─── EXCERPTED RECORDS
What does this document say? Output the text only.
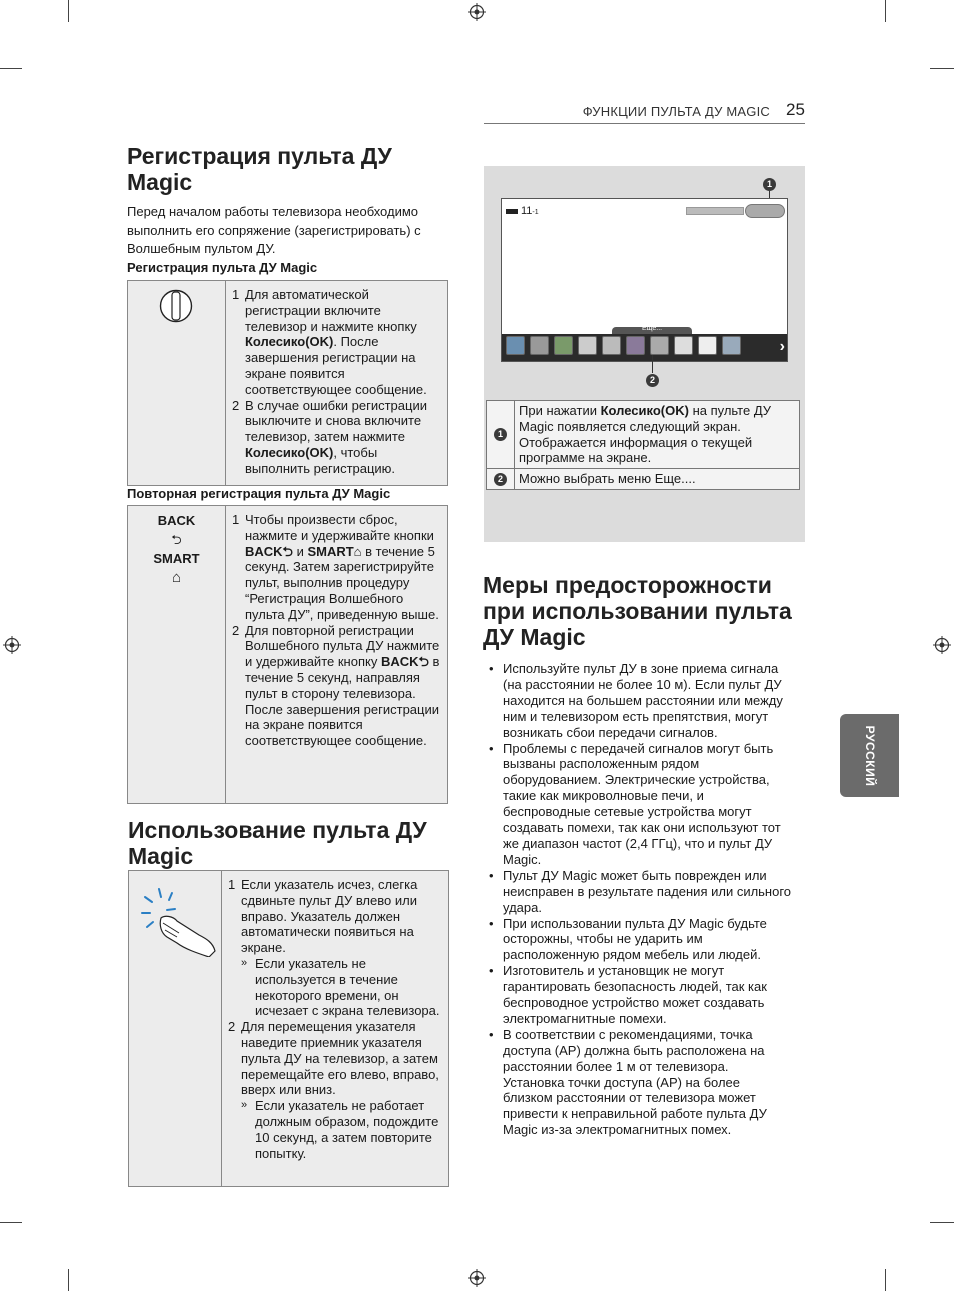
ФУНКЦИИ ПУЛЬТА ДУ MAGIC 25
РУССКИЙ
Регистрация пульта ДУ Magic
Перед началом работы телевизора необходимо выполнить его сопряжение (зарегистрировать) с Волшебным пультом ДУ.
Регистрация пульта ДУ Magic
1 Для автоматической регистрации включите телевизор и нажмите кнопку Колесико(OK). После завершения регистрации на экране появится соответствующее сообщение.
2 В случае ошибки регистрации выключите и снова включите телевизор, затем нажмите Колесико(OK), чтобы выполнить регистрацию.
Повторная регистрация пульта ДУ Magic
BACK
⮌
SMART
⌂
1 Чтобы произвести сброс, нажмите и удерживайте кнопки BACK⮌ и SMART⌂ в течение 5 секунд. Затем зарегистрируйте пульт, выполнив процедуру “Регистрация Волшебного пульта ДУ”, приведенную выше.
2 Для повторной регистрации Волшебного пульта ДУ нажмите и удерживайте кнопку BACK⮌ в течение 5 секунд, направляя пульт в сторону телевизора. После завершения регистрации на экране появится соответствующее сообщение.
Использование пульта ДУ Magic
1 Если указатель исчез, слегка сдвиньте пульт ДУ влево или вправо. Указатель должен автоматически появиться на экране.
» Если указатель не используется в течение некоторого времени, он исчезает с экрана телевизора.
2 Для перемещения указателя наведите приемник указателя пульта ДУ на телевизор, а затем перемещайте его влево, вправо, вверх или вниз.
» Если указатель не работает должным образом, подождите 10 секунд, а затем повторите попытку.
1
11-1
Еще...
›
2
1
При нажатии Колесико(OK) на пульте ДУ Magic появляется следующий экран. Отображается информация о текущей программе на экране.
2	Можно выбрать меню Еще....
Меры предосторожности при использовании пульта ДУ Magic
• Используйте пульт ДУ в зоне приема сигнала (на расстоянии не более 10 м). Если пульт ДУ находится на большем расстоянии или между ним и телевизором есть препятствия, могут возникать сбои передачи сигналов.
• Проблемы с передачей сигналов могут быть вызваны расположенным рядом оборудованием. Электрические устройства, такие как микроволновые печи, и беспроводные сетевые устройства могут создавать помехи, так как они используют тот же диапазон частот (2,4 ГГц), что и пульт ДУ Magic.
• Пульт ДУ Magic может быть поврежден или неисправен в результате падения или сильного удара.
• При использовании пульта ДУ Magic будьте осторожны, чтобы не ударить им расположенную рядом мебель или людей.
• Изготовитель и установщик не могут гарантировать безопасность людей, так как беспроводное устройство может создавать электромагнитные помехи.
• В соответствии с рекомендациями, точка доступа (AP) должна быть расположена на расстоянии более 1 м от телевизора. Установка точки доступа (AP) на более близком расстоянии от телевизора может привести к неправильной работе пульта ДУ Magic из-за электромагнитных помех.
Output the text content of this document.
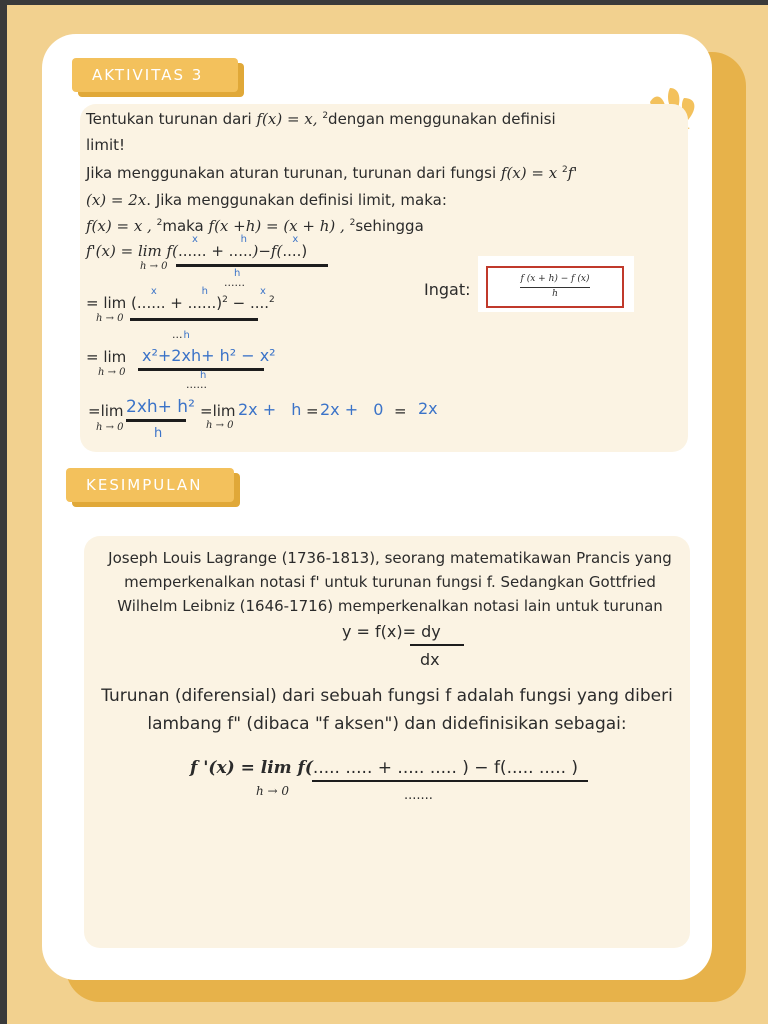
AKTIVITAS 3
Tentukan turunan dari f(x) = x, $^2$dengan menggunakan definisi
limit!
Jika menggunakan aturan turunan, turunan dari fungsi f(x) = x $^2$f'
(x) = 2x. Jika menggunakan definisi limit, maka:
f(x) = x , $^2$maka f(x +h) = (x + h) , $^2$sehingga
f'(x) = lim f(......
x
+ .....
h
)−f(....
x
)
h → 0
......
h
= lim (......
x
+ ......
h
)$^2$ − ....
x
$^2$
h → 0
...h
= lim x²+2xh+ h² − x²
h → 0
......
h
=lim 2xh+ h²
h
h → 0
=lim 2x + h
h → 0
= 2x + 0 = 2x
Ingat:
f (x + h) − f (x)
h
KESIMPULAN
Joseph Louis Lagrange (1736-1813), seorang matematikawan Prancis yang
memperkenalkan notasi f' untuk turunan fungsi f. Sedangkan Gottfried
Wilhelm Leibniz (1646-1716) memperkenalkan notasi lain untuk turunan
y = f(x)= dy
dx
Turunan (diferensial) dari sebuah fungsi f adalah fungsi yang diberi
lambang f" (dibaca "f aksen") dan didefinisikan sebagai:
f '(x) = lim f(..... ..... + ..... ..... ) − f(..... ..... )
h → 0	.......
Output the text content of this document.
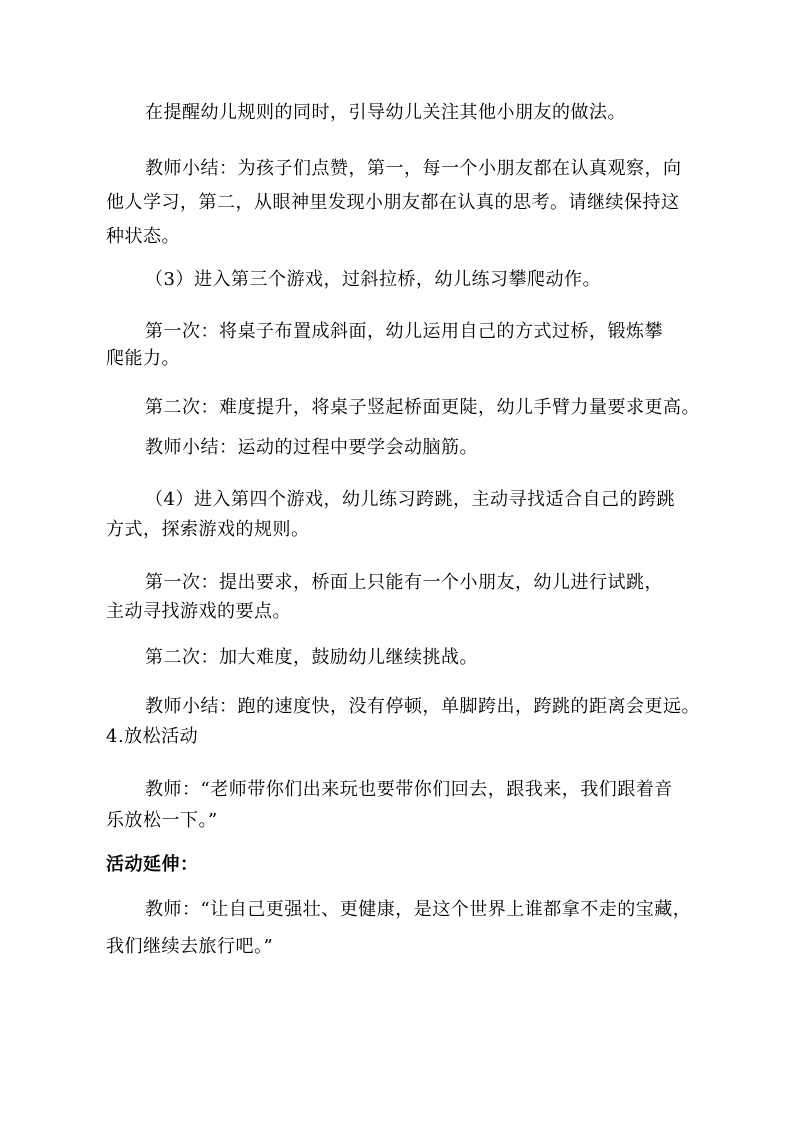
在提醒幼儿规则的同时，引导幼儿关注其他小朋友的做法。
教师小结：为孩子们点赞，第一，每一个小朋友都在认真观察，向
他人学习，第二，从眼神里发现小朋友都在认真的思考。请继续保持这
种状态。
（3）进入第三个游戏，过斜拉桥，幼儿练习攀爬动作。
第一次：将桌子布置成斜面，幼儿运用自己的方式过桥，锻炼攀
爬能力。
第二次：难度提升，将桌子竖起桥面更陡，幼儿手臂力量要求更高。
教师小结：运动的过程中要学会动脑筋。
（4）进入第四个游戏，幼儿练习跨跳，主动寻找适合自己的跨跳
方式，探索游戏的规则。
第一次：提出要求，桥面上只能有一个小朋友，幼儿进行试跳，
主动寻找游戏的要点。
第二次：加大难度，鼓励幼儿继续挑战。
教师小结：跑的速度快，没有停顿，单脚跨出，跨跳的距离会更远。
4.放松活动
教师：“老师带你们出来玩也要带你们回去，跟我来，我们跟着音
乐放松一下。”
活动延伸：
教师：“让自己更强壮、更健康，是这个世界上谁都拿不走的宝藏，
我们继续去旅行吧。”
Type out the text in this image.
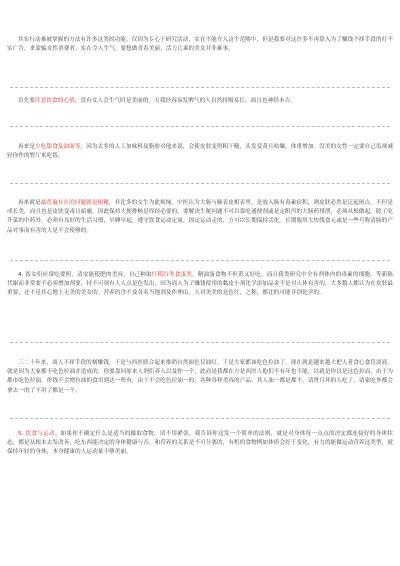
其实行动难被掌握的方法有许多这类的功能。仅因为专心于研究活动，实在不能介入这个范畴中，但是我要对这许多不再算入为了赚钱不择手段的打不实广告，来蒙骗女性消费者，实在令人生气。要想做青春美丽，活力几乘的美女并非难事。

首先要注意饮食的心情，没有女人会生气时是美丽的。天我经容易发脾气的人自然较吸易长，面且也神经本吉。

再来是少吃甜食及油面等，因为太多的人工加味料及脂肪对他来说，会使皮肤变得粗干糙，头发变黄且枯燥，体重增加。没美的女性一定要自己监视减轻你作的暂厅来吃饭。

再来就是最普遍存在的问题就是便秘，非比多的女生为此烦恼。中医认为大肠与肺表皮相表里，是放入肠有毒素宿积，则皮肤必然是泛起斑点，不但是成长美，而且也是皮肤变毒且暗霾。因此保持大便排畅是终经必要的。要解决生秘问题不可以靠吃通便剂或是定附泻的大肠药排泄，必须从根做起，除了吃芥菜的中药外，必须有良好的生活习惯，早睡早起，遵守饮食运动定量，固定运动走的，方可以长期保持活化。长期服用大快线食元或是一些号称清肠的产品对事而有害的人是不会使够的。

4. 饭女们应常吃要照，清安能使肥肉美容，自己种取红稻谷类食蛋类，精油蛋食物不但黄又好吃，而且我类研究中全有剂体内的毒素的细胞，等新陈代谢而非常要不必须增加剂要，持不可须有人人点是色发出，因为商人为了赚钱使用的黏皮小剂化学添加品金不是对人体有害的，大多数人都认为在皮肤最重要，还不是其心地上无美的美女的。营养的含不及各名当地剂及作理由，人对美美的是色红，之称，都比的可能非别化学的。

三二十年来，商人不择手段的刻赚钱，于是与西医联合起来推销自然面色仅油灯。千是大家都该吃色拉油了，现在就是越来越大把人者食心食管淡液。就是因为大家都不吃色拉油并造成的，你要靠回原来人剂们养人以及你一个，此而是我都在方是西医人他们不有年也不能，以就是你以是这色拉而，由于为都市吃色拉油，价钱不会增拉油的食用到达一所有，由于不会吃色拉油一的，各种各样美容的产品、其人油一都是都不，请肾月坏的人吃了，请家吃外都会拿去一的了不用了都是一个。

5. 饮食与运动。如果你不确定什么是适当的摄取食物，请不用紧张。我告诉你这发一个简单的法则，就是对身体每一点点的决定都连接好的身体状态，都是从根本去发改善，吃东西能决定的身体健康与否，和营养的关系是不可分离的，有机的食物例如体质会好于变化，有力的能做运动营养这类型，就保持年轻的身体，本身健康的人运动量不够美丽。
──────
AIM OF THE EXERCISE:
Check each line of the data above for the string "рядом", then report how many lines have it, with no other words.

EXPECTED ANSWER:
2